*** Data to use

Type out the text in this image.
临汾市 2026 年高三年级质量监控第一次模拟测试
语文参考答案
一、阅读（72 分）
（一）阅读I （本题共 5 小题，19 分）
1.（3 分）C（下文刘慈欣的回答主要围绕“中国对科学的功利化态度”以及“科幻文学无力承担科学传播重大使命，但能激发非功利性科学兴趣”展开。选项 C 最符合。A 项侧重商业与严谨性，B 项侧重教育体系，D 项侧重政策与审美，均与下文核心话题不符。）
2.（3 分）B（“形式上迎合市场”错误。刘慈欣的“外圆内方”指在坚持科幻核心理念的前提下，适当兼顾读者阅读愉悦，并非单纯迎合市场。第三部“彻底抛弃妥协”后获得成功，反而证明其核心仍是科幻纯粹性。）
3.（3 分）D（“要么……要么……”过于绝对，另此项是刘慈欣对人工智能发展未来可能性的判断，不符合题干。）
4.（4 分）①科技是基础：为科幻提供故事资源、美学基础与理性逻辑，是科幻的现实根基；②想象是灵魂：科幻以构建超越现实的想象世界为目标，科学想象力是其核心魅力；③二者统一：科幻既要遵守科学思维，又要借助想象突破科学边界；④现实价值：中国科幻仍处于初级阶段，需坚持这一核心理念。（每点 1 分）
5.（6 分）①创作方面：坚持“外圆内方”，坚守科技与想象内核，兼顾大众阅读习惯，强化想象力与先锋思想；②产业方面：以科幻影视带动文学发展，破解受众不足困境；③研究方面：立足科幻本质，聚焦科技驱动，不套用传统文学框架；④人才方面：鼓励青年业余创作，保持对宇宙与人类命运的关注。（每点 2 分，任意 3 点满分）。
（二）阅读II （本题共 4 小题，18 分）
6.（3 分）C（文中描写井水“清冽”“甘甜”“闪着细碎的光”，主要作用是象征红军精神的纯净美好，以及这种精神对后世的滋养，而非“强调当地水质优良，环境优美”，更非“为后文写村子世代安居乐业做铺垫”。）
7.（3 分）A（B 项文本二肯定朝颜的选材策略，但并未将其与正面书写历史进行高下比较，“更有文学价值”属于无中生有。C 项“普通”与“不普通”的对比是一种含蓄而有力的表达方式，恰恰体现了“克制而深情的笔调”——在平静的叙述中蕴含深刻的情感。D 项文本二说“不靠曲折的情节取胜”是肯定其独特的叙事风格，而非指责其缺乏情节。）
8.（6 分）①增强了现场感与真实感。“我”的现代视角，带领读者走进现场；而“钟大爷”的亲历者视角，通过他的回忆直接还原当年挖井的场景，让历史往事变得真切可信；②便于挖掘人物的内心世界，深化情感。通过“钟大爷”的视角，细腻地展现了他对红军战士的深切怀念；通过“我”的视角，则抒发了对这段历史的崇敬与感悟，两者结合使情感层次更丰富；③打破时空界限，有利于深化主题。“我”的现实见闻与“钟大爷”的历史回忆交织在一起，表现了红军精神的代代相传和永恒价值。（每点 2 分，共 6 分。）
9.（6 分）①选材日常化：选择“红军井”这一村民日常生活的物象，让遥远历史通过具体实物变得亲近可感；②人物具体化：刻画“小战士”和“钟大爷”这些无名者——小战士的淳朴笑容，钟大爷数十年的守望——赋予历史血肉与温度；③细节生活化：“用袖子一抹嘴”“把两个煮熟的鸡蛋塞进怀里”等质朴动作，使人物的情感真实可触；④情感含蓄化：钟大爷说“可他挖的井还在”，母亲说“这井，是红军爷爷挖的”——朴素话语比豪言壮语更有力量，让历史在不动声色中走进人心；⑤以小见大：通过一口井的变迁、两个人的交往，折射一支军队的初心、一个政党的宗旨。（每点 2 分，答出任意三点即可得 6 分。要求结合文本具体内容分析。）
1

******

Problem to work on -> Output all of the data again, exactly.

Task answer ->
Type out the text in this image.
临汾市 2026 年高三年级质量监控第一次模拟测试
语文参考答案
一、阅读（72 分）
（一）阅读I （本题共 5 小题，19 分）
1.（3 分）C（下文刘慈欣的回答主要围绕“中国对科学的功利化态度”以及“科幻文学无力承担科学传播重大使命，但能激发非功利性科学兴趣”展开。选项 C 最符合。A 项侧重商业与严谨性，B 项侧重教育体系，D 项侧重政策与审美，均与下文核心话题不符。）
2.（3 分）B（“形式上迎合市场”错误。刘慈欣的“外圆内方”指在坚持科幻核心理念的前提下，适当兼顾读者阅读愉悦，并非单纯迎合市场。第三部“彻底抛弃妥协”后获得成功，反而证明其核心仍是科幻纯粹性。）
3.（3 分）D（“要么……要么……”过于绝对，另此项是刘慈欣对人工智能发展未来可能性的判断，不符合题干。）
4.（4 分）①科技是基础：为科幻提供故事资源、美学基础与理性逻辑，是科幻的现实根基；②想象是灵魂：科幻以构建超越现实的想象世界为目标，科学想象力是其核心魅力；③二者统一：科幻既要遵守科学思维，又要借助想象突破科学边界；④现实价值：中国科幻仍处于初级阶段，需坚持这一核心理念。（每点 1 分）
5.（6 分）①创作方面：坚持“外圆内方”，坚守科技与想象内核，兼顾大众阅读习惯，强化想象力与先锋思想；②产业方面：以科幻影视带动文学发展，破解受众不足困境；③研究方面：立足科幻本质，聚焦科技驱动，不套用传统文学框架；④人才方面：鼓励青年业余创作，保持对宇宙与人类命运的关注。（每点 2 分，任意 3 点满分）。
（二）阅读II （本题共 4 小题，18 分）
6.（3 分）C（文中描写井水“清冽”“甘甜”“闪着细碎的光”，主要作用是象征红军精神的纯净美好，以及这种精神对后世的滋养，而非“强调当地水质优良，环境优美”，更非“为后文写村子世代安居乐业做铺垫”。）
7.（3 分）A（B 项文本二肯定朝颜的选材策略，但并未将其与正面书写历史进行高下比较，“更有文学价值”属于无中生有。C 项“普通”与“不普通”的对比是一种含蓄而有力的表达方式，恰恰体现了“克制而深情的笔调”——在平静的叙述中蕴含深刻的情感。D 项文本二说“不靠曲折的情节取胜”是肯定其独特的叙事风格，而非指责其缺乏情节。）
8.（6 分）①增强了现场感与真实感。“我”的现代视角，带领读者走进现场；而“钟大爷”的亲历者视角，通过他的回忆直接还原当年挖井的场景，让历史往事变得真切可信；②便于挖掘人物的内心世界，深化情感。通过“钟大爷”的视角，细腻地展现了他对红军战士的深切怀念；通过“我”的视角，则抒发了对这段历史的崇敬与感悟，两者结合使情感层次更丰富；③打破时空界限，有利于深化主题。“我”的现实见闻与“钟大爷”的历史回忆交织在一起，表现了红军精神的代代相传和永恒价值。（每点 2 分，共 6 分。）
9.（6 分）①选材日常化：选择“红军井”这一村民日常生活的物象，让遥远历史通过具体实物变得亲近可感；②人物具体化：刻画“小战士”和“钟大爷”这些无名者——小战士的淳朴笑容，钟大爷数十年的守望——赋予历史血肉与温度；③细节生活化：“用袖子一抹嘴”“把两个煮熟的鸡蛋塞进怀里”等质朴动作，使人物的情感真实可触；④情感含蓄化：钟大爷说“可他挖的井还在”，母亲说“这井，是红军爷爷挖的”——朴素话语比豪言壮语更有力量，让历史在不动声色中走进人心；⑤以小见大：通过一口井的变迁、两个人的交往，折射一支军队的初心、一个政党的宗旨。（每点 2 分，答出任意三点即可得 6 分。要求结合文本具体内容分析。）
1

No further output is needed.